Written problem » The complete listing should be restated exactly.

Saved data entries
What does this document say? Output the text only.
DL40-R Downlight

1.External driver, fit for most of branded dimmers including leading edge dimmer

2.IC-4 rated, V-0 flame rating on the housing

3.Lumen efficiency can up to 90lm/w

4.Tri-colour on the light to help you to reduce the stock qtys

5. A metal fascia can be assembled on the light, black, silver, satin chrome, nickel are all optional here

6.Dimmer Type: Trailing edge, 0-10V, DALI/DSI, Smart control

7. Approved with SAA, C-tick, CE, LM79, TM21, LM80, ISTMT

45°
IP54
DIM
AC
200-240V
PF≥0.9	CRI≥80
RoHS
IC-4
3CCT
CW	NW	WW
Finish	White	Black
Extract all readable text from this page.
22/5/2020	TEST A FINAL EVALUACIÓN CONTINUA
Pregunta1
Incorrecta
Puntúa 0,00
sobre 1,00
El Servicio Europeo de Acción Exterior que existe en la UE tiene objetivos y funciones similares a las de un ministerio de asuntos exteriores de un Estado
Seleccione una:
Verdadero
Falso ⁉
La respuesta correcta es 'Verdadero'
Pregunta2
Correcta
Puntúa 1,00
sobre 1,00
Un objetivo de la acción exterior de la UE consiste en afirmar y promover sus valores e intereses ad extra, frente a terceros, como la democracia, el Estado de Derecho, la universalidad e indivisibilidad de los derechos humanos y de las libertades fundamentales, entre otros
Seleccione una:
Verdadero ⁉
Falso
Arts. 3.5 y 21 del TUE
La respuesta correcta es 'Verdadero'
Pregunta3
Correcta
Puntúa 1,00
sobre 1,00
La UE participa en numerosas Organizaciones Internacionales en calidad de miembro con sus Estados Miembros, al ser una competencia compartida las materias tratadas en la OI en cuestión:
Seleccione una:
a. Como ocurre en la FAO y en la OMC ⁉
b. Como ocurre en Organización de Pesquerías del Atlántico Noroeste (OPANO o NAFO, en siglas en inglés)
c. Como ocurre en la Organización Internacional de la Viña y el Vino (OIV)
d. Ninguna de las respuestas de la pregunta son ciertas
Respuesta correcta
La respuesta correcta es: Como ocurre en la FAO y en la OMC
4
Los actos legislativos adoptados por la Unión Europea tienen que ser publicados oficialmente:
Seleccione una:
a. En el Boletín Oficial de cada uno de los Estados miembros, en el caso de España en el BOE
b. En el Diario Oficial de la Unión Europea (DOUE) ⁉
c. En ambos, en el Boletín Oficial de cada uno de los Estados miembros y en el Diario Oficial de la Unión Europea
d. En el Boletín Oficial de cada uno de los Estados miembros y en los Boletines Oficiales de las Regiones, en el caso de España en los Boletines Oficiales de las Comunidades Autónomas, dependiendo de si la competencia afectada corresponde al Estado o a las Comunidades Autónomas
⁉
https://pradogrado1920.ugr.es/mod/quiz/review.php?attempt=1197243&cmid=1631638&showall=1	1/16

Solution for this task »
What does this document say? Output the text only.
DL40-R Downlight

1.External driver, fit for most of branded dimmers including leading edge dimmer

2.IC-4 rated, V-0 flame rating on the housing

3.Lumen efficiency can up to 90lm/w

4.Tri-colour on the light to help you to reduce the stock qtys

5. A metal fascia can be assembled on the light, black, silver, satin chrome, nickel are all optional here

6.Dimmer Type: Trailing edge, 0-10V, DALI/DSI, Smart control

7. Approved with SAA, C-tick, CE, LM79, TM21, LM80, ISTMT

45°
IP54
DIM
AC
200-240V
PF≥0.9	CRI≥80
RoHS
IC-4
3CCT
CW	NW	WW
Finish	White	Black
Extract all readable text from this page.
22/5/2020	TEST A FINAL EVALUACIÓN CONTINUA
Pregunta1
Incorrecta
Puntúa 0,00
sobre 1,00
El Servicio Europeo de Acción Exterior que existe en la UE tiene objetivos y funciones similares a las de un ministerio de asuntos exteriores de un Estado
Seleccione una:
Verdadero
Falso ⁉
La respuesta correcta es 'Verdadero'
Pregunta2
Correcta
Puntúa 1,00
sobre 1,00
Un objetivo de la acción exterior de la UE consiste en afirmar y promover sus valores e intereses ad extra, frente a terceros, como la democracia, el Estado de Derecho, la universalidad e indivisibilidad de los derechos humanos y de las libertades fundamentales, entre otros
Seleccione una:
Verdadero ⁉
Falso
Arts. 3.5 y 21 del TUE
La respuesta correcta es 'Verdadero'
Pregunta3
Correcta
Puntúa 1,00
sobre 1,00
La UE participa en numerosas Organizaciones Internacionales en calidad de miembro con sus Estados Miembros, al ser una competencia compartida las materias tratadas en la OI en cuestión:
Seleccione una:
a. Como ocurre en la FAO y en la OMC ⁉
b. Como ocurre en Organización de Pesquerías del Atlántico Noroeste (OPANO o NAFO, en siglas en inglés)
c. Como ocurre en la Organización Internacional de la Viña y el Vino (OIV)
d. Ninguna de las respuestas de la pregunta son ciertas
Respuesta correcta
La respuesta correcta es: Como ocurre en la FAO y en la OMC
4
Los actos legislativos adoptados por la Unión Europea tienen que ser publicados oficialmente:
Seleccione una:
a. En el Boletín Oficial de cada uno de los Estados miembros, en el caso de España en el BOE
b. En el Diario Oficial de la Unión Europea (DOUE) ⁉
c. En ambos, en el Boletín Oficial de cada uno de los Estados miembros y en el Diario Oficial de la Unión Europea
d. En el Boletín Oficial de cada uno de los Estados miembros y en los Boletines Oficiales de las Regiones, en el caso de España en los Boletines Oficiales de las Comunidades Autónomas, dependiendo de si la competencia afectada corresponde al Estado o a las Comunidades Autónomas
⁉
https://pradogrado1920.ugr.es/mod/quiz/review.php?attempt=1197243&cmid=1631638&showall=1	1/16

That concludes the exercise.